Reproduce all records exactly.

| Data to use |
>> Start
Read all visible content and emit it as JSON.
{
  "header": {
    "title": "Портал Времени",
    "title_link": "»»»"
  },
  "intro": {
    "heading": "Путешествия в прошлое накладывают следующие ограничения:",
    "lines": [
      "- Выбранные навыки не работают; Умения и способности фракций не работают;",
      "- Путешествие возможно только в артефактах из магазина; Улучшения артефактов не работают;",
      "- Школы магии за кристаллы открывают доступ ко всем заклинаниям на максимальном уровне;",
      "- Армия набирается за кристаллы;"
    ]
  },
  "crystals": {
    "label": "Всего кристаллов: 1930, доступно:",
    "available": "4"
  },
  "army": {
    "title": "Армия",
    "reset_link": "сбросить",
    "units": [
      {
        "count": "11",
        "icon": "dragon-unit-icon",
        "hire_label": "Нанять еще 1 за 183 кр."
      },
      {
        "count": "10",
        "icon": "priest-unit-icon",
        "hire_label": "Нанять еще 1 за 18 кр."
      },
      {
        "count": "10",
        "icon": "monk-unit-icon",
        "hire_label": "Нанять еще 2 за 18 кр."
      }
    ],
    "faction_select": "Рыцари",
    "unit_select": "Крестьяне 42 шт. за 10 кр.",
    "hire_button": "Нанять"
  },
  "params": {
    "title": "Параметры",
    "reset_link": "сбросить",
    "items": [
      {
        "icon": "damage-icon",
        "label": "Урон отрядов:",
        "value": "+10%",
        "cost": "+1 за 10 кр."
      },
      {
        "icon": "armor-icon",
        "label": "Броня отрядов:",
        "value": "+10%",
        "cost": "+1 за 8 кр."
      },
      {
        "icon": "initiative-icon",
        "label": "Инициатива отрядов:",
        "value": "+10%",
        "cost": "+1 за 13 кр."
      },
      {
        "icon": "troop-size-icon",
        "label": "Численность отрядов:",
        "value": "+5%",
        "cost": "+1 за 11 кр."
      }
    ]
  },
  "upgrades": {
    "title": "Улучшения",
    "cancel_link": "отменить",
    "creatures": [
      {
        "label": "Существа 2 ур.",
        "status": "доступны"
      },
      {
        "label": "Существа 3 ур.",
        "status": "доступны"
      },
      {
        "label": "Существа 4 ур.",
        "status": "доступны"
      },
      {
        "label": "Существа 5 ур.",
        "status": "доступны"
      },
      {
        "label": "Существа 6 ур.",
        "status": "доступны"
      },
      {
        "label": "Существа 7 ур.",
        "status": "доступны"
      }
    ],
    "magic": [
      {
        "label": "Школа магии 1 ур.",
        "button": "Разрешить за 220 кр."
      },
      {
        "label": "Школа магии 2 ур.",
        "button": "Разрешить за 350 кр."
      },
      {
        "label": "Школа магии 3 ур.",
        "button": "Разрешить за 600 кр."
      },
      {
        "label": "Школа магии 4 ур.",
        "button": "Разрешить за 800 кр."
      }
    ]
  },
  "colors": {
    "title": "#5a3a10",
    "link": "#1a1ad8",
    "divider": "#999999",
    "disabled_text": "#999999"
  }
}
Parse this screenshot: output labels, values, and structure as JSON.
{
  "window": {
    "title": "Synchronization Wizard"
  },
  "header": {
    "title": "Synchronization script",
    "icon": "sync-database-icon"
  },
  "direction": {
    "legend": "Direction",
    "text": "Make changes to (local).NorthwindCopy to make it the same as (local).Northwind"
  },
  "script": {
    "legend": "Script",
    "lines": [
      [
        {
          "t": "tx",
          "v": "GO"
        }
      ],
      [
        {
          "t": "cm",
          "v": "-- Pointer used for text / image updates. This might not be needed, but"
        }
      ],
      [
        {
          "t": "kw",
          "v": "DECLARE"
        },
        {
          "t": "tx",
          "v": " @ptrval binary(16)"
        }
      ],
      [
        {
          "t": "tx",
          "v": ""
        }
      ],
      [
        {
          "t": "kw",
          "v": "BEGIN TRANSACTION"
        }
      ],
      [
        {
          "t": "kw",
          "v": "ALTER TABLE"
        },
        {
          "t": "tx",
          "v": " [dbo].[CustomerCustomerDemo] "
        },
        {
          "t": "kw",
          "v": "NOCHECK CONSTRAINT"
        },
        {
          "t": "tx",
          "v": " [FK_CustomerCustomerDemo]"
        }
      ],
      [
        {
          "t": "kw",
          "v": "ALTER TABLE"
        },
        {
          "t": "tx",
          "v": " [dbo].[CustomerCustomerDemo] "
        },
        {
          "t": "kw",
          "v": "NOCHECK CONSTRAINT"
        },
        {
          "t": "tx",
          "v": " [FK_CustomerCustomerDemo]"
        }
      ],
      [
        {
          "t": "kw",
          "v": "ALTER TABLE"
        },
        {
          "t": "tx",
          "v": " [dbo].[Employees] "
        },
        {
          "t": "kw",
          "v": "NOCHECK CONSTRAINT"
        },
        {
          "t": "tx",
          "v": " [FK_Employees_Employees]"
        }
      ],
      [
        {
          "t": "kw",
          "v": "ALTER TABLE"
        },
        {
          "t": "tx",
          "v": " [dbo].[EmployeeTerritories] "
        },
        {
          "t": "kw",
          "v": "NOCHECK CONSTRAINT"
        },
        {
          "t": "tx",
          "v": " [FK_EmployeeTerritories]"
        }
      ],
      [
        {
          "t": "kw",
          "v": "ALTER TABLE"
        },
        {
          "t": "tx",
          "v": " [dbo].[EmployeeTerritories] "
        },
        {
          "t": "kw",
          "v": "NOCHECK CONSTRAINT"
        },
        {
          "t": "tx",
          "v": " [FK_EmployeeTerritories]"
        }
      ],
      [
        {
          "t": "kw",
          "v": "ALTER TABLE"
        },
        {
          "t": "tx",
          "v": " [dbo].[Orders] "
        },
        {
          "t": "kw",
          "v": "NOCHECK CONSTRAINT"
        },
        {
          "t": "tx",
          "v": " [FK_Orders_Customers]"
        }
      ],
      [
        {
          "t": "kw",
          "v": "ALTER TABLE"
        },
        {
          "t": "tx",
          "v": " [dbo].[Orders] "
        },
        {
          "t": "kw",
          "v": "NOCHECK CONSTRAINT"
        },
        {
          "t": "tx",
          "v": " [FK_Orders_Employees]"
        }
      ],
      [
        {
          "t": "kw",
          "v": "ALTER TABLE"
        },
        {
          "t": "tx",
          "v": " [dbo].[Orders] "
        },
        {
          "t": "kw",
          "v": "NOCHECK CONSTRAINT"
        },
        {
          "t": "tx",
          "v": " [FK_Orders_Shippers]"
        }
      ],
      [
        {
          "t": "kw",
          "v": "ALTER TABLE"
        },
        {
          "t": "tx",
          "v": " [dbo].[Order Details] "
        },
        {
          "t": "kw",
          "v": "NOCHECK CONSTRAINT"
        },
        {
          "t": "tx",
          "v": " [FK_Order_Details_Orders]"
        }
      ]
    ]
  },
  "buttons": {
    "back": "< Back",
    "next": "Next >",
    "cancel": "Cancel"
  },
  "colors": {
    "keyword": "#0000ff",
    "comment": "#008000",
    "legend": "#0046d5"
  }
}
>> End
| Solution for this task |
Read all visible content and emit it as JSON.
{
  "header": {
    "title": "Портал Времени",
    "title_link": "»»»"
  },
  "intro": {
    "heading": "Путешествия в прошлое накладывают следующие ограничения:",
    "lines": [
      "- Выбранные навыки не работают; Умения и способности фракций не работают;",
      "- Путешествие возможно только в артефактах из магазина; Улучшения артефактов не работают;",
      "- Школы магии за кристаллы открывают доступ ко всем заклинаниям на максимальном уровне;",
      "- Армия набирается за кристаллы;"
    ]
  },
  "crystals": {
    "label": "Всего кристаллов: 1930, доступно:",
    "available": "4"
  },
  "army": {
    "title": "Армия",
    "reset_link": "сбросить",
    "units": [
      {
        "count": "11",
        "icon": "dragon-unit-icon",
        "hire_label": "Нанять еще 1 за 183 кр."
      },
      {
        "count": "10",
        "icon": "priest-unit-icon",
        "hire_label": "Нанять еще 1 за 18 кр."
      },
      {
        "count": "10",
        "icon": "monk-unit-icon",
        "hire_label": "Нанять еще 2 за 18 кр."
      }
    ],
    "faction_select": "Рыцари",
    "unit_select": "Крестьяне 42 шт. за 10 кр.",
    "hire_button": "Нанять"
  },
  "params": {
    "title": "Параметры",
    "reset_link": "сбросить",
    "items": [
      {
        "icon": "damage-icon",
        "label": "Урон отрядов:",
        "value": "+10%",
        "cost": "+1 за 10 кр."
      },
      {
        "icon": "armor-icon",
        "label": "Броня отрядов:",
        "value": "+10%",
        "cost": "+1 за 8 кр."
      },
      {
        "icon": "initiative-icon",
        "label": "Инициатива отрядов:",
        "value": "+10%",
        "cost": "+1 за 13 кр."
      },
      {
        "icon": "troop-size-icon",
        "label": "Численность отрядов:",
        "value": "+5%",
        "cost": "+1 за 11 кр."
      }
    ]
  },
  "upgrades": {
    "title": "Улучшения",
    "cancel_link": "отменить",
    "creatures": [
      {
        "label": "Существа 2 ур.",
        "status": "доступны"
      },
      {
        "label": "Существа 3 ур.",
        "status": "доступны"
      },
      {
        "label": "Существа 4 ур.",
        "status": "доступны"
      },
      {
        "label": "Существа 5 ур.",
        "status": "доступны"
      },
      {
        "label": "Существа 6 ур.",
        "status": "доступны"
      },
      {
        "label": "Существа 7 ур.",
        "status": "доступны"
      }
    ],
    "magic": [
      {
        "label": "Школа магии 1 ур.",
        "button": "Разрешить за 220 кр."
      },
      {
        "label": "Школа магии 2 ур.",
        "button": "Разрешить за 350 кр."
      },
      {
        "label": "Школа магии 3 ур.",
        "button": "Разрешить за 600 кр."
      },
      {
        "label": "Школа магии 4 ур.",
        "button": "Разрешить за 800 кр."
      }
    ]
  },
  "colors": {
    "title": "#5a3a10",
    "link": "#1a1ad8",
    "divider": "#999999",
    "disabled_text": "#999999"
  }
}
Parse this screenshot: output labels, values, and structure as JSON.
{
  "window": {
    "title": "Synchronization Wizard"
  },
  "header": {
    "title": "Synchronization script",
    "icon": "sync-database-icon"
  },
  "direction": {
    "legend": "Direction",
    "text": "Make changes to (local).NorthwindCopy to make it the same as (local).Northwind"
  },
  "script": {
    "legend": "Script",
    "lines": [
      [
        {
          "t": "tx",
          "v": "GO"
        }
      ],
      [
        {
          "t": "cm",
          "v": "-- Pointer used for text / image updates. This might not be needed, but"
        }
      ],
      [
        {
          "t": "kw",
          "v": "DECLARE"
        },
        {
          "t": "tx",
          "v": " @ptrval binary(16)"
        }
      ],
      [
        {
          "t": "tx",
          "v": ""
        }
      ],
      [
        {
          "t": "kw",
          "v": "BEGIN TRANSACTION"
        }
      ],
      [
        {
          "t": "kw",
          "v": "ALTER TABLE"
        },
        {
          "t": "tx",
          "v": " [dbo].[CustomerCustomerDemo] "
        },
        {
          "t": "kw",
          "v": "NOCHECK CONSTRAINT"
        },
        {
          "t": "tx",
          "v": " [FK_CustomerCustomerDemo]"
        }
      ],
      [
        {
          "t": "kw",
          "v": "ALTER TABLE"
        },
        {
          "t": "tx",
          "v": " [dbo].[CustomerCustomerDemo] "
        },
        {
          "t": "kw",
          "v": "NOCHECK CONSTRAINT"
        },
        {
          "t": "tx",
          "v": " [FK_CustomerCustomerDemo]"
        }
      ],
      [
        {
          "t": "kw",
          "v": "ALTER TABLE"
        },
        {
          "t": "tx",
          "v": " [dbo].[Employees] "
        },
        {
          "t": "kw",
          "v": "NOCHECK CONSTRAINT"
        },
        {
          "t": "tx",
          "v": " [FK_Employees_Employees]"
        }
      ],
      [
        {
          "t": "kw",
          "v": "ALTER TABLE"
        },
        {
          "t": "tx",
          "v": " [dbo].[EmployeeTerritories] "
        },
        {
          "t": "kw",
          "v": "NOCHECK CONSTRAINT"
        },
        {
          "t": "tx",
          "v": " [FK_EmployeeTerritories]"
        }
      ],
      [
        {
          "t": "kw",
          "v": "ALTER TABLE"
        },
        {
          "t": "tx",
          "v": " [dbo].[EmployeeTerritories] "
        },
        {
          "t": "kw",
          "v": "NOCHECK CONSTRAINT"
        },
        {
          "t": "tx",
          "v": " [FK_EmployeeTerritories]"
        }
      ],
      [
        {
          "t": "kw",
          "v": "ALTER TABLE"
        },
        {
          "t": "tx",
          "v": " [dbo].[Orders] "
        },
        {
          "t": "kw",
          "v": "NOCHECK CONSTRAINT"
        },
        {
          "t": "tx",
          "v": " [FK_Orders_Customers]"
        }
      ],
      [
        {
          "t": "kw",
          "v": "ALTER TABLE"
        },
        {
          "t": "tx",
          "v": " [dbo].[Orders] "
        },
        {
          "t": "kw",
          "v": "NOCHECK CONSTRAINT"
        },
        {
          "t": "tx",
          "v": " [FK_Orders_Employees]"
        }
      ],
      [
        {
          "t": "kw",
          "v": "ALTER TABLE"
        },
        {
          "t": "tx",
          "v": " [dbo].[Orders] "
        },
        {
          "t": "kw",
          "v": "NOCHECK CONSTRAINT"
        },
        {
          "t": "tx",
          "v": " [FK_Orders_Shippers]"
        }
      ],
      [
        {
          "t": "kw",
          "v": "ALTER TABLE"
        },
        {
          "t": "tx",
          "v": " [dbo].[Order Details] "
        },
        {
          "t": "kw",
          "v": "NOCHECK CONSTRAINT"
        },
        {
          "t": "tx",
          "v": " [FK_Order_Details_Orders]"
        }
      ]
    ]
  },
  "buttons": {
    "back": "< Back",
    "next": "Next >",
    "cancel": "Cancel"
  },
  "colors": {
    "keyword": "#0000ff",
    "comment": "#008000",
    "legend": "#0046d5"
  }
}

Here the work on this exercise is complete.